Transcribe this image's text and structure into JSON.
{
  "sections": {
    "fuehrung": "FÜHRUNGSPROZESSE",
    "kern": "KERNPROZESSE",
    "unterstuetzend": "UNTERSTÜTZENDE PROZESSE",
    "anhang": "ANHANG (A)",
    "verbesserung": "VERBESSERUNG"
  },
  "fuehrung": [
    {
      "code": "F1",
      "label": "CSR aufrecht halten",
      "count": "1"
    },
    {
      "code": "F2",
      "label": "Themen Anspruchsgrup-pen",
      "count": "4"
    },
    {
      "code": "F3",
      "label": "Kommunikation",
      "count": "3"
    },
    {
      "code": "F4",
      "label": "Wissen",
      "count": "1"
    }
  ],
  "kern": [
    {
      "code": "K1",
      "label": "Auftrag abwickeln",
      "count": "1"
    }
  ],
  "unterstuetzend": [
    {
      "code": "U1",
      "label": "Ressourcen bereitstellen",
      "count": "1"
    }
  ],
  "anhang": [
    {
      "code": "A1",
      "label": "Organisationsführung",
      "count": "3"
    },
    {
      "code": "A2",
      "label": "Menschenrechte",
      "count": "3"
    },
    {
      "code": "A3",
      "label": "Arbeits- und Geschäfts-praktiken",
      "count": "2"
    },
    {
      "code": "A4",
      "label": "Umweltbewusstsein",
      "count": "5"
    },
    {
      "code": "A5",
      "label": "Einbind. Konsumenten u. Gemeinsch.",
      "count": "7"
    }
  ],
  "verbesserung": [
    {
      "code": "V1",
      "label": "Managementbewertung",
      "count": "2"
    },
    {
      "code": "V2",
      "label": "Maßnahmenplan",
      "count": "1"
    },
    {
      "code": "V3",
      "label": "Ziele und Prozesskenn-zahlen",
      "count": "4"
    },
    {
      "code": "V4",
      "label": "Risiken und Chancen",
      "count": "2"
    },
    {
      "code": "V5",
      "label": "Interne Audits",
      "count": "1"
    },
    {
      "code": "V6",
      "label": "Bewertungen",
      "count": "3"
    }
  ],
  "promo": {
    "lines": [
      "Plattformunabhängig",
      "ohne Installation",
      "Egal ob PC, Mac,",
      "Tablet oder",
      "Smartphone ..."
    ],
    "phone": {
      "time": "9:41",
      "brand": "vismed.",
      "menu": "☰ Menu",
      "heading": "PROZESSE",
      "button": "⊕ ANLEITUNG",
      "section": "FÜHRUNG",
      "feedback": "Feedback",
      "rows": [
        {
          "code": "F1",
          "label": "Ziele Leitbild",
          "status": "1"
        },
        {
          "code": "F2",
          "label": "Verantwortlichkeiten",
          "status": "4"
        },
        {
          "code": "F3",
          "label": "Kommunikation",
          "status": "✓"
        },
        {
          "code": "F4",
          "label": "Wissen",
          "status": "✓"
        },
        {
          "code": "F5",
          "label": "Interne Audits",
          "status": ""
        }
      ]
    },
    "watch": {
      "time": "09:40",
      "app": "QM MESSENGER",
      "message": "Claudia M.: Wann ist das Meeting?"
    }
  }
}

◆ **SHORT TASK**: Output all records verbatim.

◆ **TASK SOLUTION**:
Transcribe this image's text and structure into JSON.
{
  "sections": {
    "fuehrung": "FÜHRUNGSPROZESSE",
    "kern": "KERNPROZESSE",
    "unterstuetzend": "UNTERSTÜTZENDE PROZESSE",
    "anhang": "ANHANG (A)",
    "verbesserung": "VERBESSERUNG"
  },
  "fuehrung": [
    {
      "code": "F1",
      "label": "CSR aufrecht halten",
      "count": "1"
    },
    {
      "code": "F2",
      "label": "Themen Anspruchsgrup-pen",
      "count": "4"
    },
    {
      "code": "F3",
      "label": "Kommunikation",
      "count": "3"
    },
    {
      "code": "F4",
      "label": "Wissen",
      "count": "1"
    }
  ],
  "kern": [
    {
      "code": "K1",
      "label": "Auftrag abwickeln",
      "count": "1"
    }
  ],
  "unterstuetzend": [
    {
      "code": "U1",
      "label": "Ressourcen bereitstellen",
      "count": "1"
    }
  ],
  "anhang": [
    {
      "code": "A1",
      "label": "Organisationsführung",
      "count": "3"
    },
    {
      "code": "A2",
      "label": "Menschenrechte",
      "count": "3"
    },
    {
      "code": "A3",
      "label": "Arbeits- und Geschäfts-praktiken",
      "count": "2"
    },
    {
      "code": "A4",
      "label": "Umweltbewusstsein",
      "count": "5"
    },
    {
      "code": "A5",
      "label": "Einbind. Konsumenten u. Gemeinsch.",
      "count": "7"
    }
  ],
  "verbesserung": [
    {
      "code": "V1",
      "label": "Managementbewertung",
      "count": "2"
    },
    {
      "code": "V2",
      "label": "Maßnahmenplan",
      "count": "1"
    },
    {
      "code": "V3",
      "label": "Ziele und Prozesskenn-zahlen",
      "count": "4"
    },
    {
      "code": "V4",
      "label": "Risiken und Chancen",
      "count": "2"
    },
    {
      "code": "V5",
      "label": "Interne Audits",
      "count": "1"
    },
    {
      "code": "V6",
      "label": "Bewertungen",
      "count": "3"
    }
  ],
  "promo": {
    "lines": [
      "Plattformunabhängig",
      "ohne Installation",
      "Egal ob PC, Mac,",
      "Tablet oder",
      "Smartphone ..."
    ],
    "phone": {
      "time": "9:41",
      "brand": "vismed.",
      "menu": "☰ Menu",
      "heading": "PROZESSE",
      "button": "⊕ ANLEITUNG",
      "section": "FÜHRUNG",
      "feedback": "Feedback",
      "rows": [
        {
          "code": "F1",
          "label": "Ziele Leitbild",
          "status": "1"
        },
        {
          "code": "F2",
          "label": "Verantwortlichkeiten",
          "status": "4"
        },
        {
          "code": "F3",
          "label": "Kommunikation",
          "status": "✓"
        },
        {
          "code": "F4",
          "label": "Wissen",
          "status": "✓"
        },
        {
          "code": "F5",
          "label": "Interne Audits",
          "status": ""
        }
      ]
    },
    "watch": {
      "time": "09:40",
      "app": "QM MESSENGER",
      "message": "Claudia M.: Wann ist das Meeting?"
    }
  }
}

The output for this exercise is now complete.